Set exercise → From the listing below, copy every line with the word "avertissement".

Dataset content →
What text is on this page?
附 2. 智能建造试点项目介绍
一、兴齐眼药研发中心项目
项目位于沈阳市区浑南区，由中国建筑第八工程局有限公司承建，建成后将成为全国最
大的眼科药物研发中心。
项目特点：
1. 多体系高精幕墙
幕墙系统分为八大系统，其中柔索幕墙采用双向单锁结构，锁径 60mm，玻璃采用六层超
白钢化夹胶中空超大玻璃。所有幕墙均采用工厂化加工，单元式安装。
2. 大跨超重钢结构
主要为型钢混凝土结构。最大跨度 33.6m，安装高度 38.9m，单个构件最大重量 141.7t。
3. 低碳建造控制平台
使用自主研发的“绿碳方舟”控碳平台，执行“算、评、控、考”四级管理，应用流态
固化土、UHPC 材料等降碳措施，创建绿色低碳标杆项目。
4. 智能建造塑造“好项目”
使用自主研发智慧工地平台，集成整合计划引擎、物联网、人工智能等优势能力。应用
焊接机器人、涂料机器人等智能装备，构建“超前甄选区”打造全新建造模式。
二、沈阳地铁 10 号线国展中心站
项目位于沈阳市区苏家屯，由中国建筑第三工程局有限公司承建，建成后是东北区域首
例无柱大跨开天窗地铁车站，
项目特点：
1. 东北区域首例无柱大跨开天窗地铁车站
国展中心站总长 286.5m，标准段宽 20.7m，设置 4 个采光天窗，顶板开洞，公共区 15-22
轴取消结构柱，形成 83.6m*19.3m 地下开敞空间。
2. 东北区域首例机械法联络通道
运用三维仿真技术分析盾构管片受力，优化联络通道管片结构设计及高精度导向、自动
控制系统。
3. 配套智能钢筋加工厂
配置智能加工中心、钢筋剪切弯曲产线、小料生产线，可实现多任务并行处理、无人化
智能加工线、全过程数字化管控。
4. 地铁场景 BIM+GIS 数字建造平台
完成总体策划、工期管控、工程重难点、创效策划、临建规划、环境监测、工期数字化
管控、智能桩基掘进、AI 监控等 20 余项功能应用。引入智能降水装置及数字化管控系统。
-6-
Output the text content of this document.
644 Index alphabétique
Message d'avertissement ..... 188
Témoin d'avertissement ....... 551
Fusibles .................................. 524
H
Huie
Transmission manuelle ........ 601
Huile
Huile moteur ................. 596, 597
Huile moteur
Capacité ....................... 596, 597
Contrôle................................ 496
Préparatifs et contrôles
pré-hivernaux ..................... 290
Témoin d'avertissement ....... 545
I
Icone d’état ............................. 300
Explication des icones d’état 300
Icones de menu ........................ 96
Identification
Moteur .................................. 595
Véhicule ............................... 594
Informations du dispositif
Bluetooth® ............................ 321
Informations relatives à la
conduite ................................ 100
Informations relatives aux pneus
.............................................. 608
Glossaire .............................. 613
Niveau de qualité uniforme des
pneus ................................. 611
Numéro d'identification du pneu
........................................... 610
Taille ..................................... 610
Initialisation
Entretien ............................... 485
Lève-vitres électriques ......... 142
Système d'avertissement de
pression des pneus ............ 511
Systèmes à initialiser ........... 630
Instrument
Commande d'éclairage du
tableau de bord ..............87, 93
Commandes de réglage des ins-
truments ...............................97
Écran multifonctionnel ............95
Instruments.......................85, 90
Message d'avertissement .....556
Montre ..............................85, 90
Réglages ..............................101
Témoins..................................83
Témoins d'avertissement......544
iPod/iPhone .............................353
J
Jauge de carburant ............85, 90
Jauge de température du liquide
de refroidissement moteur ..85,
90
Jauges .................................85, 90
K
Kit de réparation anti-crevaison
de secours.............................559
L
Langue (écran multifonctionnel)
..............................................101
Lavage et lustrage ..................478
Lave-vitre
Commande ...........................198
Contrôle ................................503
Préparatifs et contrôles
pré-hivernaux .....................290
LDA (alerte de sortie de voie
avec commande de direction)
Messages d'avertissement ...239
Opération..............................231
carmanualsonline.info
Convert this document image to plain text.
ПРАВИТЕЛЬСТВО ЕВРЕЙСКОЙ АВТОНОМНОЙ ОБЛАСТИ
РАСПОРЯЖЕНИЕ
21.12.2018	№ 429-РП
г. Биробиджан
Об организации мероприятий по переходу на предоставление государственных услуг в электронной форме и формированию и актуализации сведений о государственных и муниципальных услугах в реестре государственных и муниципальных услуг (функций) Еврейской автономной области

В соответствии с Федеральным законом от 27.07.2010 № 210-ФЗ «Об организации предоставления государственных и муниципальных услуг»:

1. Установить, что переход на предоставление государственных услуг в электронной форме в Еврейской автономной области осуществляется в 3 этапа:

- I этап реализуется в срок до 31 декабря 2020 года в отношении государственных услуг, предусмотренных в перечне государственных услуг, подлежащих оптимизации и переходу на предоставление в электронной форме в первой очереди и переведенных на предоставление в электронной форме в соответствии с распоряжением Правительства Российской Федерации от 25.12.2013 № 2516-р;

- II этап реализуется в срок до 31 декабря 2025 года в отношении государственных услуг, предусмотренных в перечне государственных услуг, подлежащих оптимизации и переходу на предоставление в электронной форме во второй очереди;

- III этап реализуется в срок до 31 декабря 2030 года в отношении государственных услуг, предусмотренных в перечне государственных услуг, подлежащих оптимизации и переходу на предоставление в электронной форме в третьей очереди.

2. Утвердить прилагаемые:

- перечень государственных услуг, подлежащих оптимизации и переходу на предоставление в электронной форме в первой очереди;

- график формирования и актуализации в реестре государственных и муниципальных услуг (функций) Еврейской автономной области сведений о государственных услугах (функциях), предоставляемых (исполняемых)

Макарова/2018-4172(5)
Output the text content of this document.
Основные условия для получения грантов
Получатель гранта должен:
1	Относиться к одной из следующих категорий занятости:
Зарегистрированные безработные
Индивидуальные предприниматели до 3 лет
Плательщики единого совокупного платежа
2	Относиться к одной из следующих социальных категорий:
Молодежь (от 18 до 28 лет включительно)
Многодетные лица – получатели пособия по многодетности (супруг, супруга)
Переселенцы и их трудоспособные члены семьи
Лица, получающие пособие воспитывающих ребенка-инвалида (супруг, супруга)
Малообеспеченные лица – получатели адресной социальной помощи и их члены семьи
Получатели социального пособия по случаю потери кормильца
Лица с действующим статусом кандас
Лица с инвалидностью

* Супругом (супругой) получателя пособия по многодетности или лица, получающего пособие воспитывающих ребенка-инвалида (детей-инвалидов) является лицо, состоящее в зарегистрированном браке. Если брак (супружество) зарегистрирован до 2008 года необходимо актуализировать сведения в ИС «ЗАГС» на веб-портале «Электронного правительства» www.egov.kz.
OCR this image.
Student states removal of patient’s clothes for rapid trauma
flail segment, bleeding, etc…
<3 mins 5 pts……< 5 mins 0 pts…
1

The output →
Message d'avertissement ..... 188
Témoin d'avertissement ....... 551
Témoin d'avertissement ....... 545
Système d'avertissement de
Message d'avertissement .....556
Témoins d'avertissement......544
Messages d'avertissement ...239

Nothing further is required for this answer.